→ **Set task**: Lift out all lines below that contain "title".

→ **Exercise materials**:

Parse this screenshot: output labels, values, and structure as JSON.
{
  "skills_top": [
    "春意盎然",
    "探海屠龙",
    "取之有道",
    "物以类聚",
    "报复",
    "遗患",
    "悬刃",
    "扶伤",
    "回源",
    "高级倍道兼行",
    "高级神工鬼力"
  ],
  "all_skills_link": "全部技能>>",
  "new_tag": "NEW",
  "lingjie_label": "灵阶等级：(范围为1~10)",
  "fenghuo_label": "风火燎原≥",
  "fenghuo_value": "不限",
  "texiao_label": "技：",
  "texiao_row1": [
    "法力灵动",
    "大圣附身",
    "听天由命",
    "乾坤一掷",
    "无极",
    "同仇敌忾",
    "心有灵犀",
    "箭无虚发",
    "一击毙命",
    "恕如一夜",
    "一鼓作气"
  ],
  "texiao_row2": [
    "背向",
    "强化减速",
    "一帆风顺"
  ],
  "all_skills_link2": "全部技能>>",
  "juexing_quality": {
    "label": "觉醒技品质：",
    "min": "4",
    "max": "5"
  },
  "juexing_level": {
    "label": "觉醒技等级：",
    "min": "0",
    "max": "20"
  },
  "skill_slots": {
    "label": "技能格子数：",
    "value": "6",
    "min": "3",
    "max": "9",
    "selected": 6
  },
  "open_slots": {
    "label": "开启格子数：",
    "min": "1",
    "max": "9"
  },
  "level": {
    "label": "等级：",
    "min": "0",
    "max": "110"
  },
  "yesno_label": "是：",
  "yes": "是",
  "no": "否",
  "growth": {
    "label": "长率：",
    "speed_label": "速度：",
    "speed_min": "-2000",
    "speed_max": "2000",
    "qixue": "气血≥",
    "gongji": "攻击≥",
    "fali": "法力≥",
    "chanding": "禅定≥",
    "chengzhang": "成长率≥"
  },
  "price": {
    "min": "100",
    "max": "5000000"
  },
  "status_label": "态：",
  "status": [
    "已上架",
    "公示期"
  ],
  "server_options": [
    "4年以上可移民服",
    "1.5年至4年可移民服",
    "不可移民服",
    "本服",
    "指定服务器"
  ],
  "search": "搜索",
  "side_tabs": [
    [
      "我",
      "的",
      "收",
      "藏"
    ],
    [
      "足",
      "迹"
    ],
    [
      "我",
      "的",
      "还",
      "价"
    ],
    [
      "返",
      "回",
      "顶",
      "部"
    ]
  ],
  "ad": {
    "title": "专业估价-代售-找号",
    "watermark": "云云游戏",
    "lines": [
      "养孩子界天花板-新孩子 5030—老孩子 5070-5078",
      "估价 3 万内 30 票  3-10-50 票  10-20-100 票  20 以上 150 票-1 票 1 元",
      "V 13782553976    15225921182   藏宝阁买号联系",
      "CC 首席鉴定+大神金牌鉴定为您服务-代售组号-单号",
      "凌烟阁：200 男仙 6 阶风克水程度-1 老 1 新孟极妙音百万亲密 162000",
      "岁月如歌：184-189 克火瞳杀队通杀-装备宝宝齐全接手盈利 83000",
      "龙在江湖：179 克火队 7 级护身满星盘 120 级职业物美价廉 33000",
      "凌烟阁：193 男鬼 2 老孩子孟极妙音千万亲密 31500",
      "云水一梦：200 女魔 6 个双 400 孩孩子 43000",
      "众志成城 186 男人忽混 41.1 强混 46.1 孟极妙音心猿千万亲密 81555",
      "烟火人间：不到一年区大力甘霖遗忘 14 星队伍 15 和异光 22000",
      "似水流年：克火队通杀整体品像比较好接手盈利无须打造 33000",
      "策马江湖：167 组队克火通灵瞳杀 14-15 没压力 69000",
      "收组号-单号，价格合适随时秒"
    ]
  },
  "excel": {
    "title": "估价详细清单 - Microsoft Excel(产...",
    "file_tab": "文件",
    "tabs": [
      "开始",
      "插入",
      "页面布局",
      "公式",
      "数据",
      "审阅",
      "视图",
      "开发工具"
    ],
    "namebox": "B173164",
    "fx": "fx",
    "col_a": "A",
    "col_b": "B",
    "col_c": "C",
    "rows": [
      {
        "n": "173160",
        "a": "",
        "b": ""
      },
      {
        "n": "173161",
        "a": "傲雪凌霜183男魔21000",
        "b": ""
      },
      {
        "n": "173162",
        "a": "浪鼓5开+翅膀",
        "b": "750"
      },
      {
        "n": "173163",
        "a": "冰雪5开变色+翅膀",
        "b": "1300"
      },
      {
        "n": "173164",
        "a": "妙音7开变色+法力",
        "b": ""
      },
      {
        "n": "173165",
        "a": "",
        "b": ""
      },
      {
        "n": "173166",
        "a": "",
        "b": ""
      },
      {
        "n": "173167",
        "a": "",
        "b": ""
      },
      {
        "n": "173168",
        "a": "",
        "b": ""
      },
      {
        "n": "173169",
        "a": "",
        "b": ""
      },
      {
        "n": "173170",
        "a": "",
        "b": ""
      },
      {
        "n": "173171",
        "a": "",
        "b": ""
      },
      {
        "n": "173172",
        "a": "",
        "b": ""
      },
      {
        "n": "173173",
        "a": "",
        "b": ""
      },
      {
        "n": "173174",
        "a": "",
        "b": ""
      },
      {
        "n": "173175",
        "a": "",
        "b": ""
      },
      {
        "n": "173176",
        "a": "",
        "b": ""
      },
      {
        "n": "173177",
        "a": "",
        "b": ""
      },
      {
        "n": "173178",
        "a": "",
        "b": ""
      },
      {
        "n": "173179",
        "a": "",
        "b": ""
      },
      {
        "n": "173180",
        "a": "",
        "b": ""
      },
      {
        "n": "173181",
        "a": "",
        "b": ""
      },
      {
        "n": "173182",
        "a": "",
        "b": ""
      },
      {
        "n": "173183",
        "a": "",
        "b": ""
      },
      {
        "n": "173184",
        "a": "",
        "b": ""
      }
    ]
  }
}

→ **Exercise answer**:
    "title": "专业估价-代售-找号",
    "title": "估价详细清单 - Microsoft Excel(产...",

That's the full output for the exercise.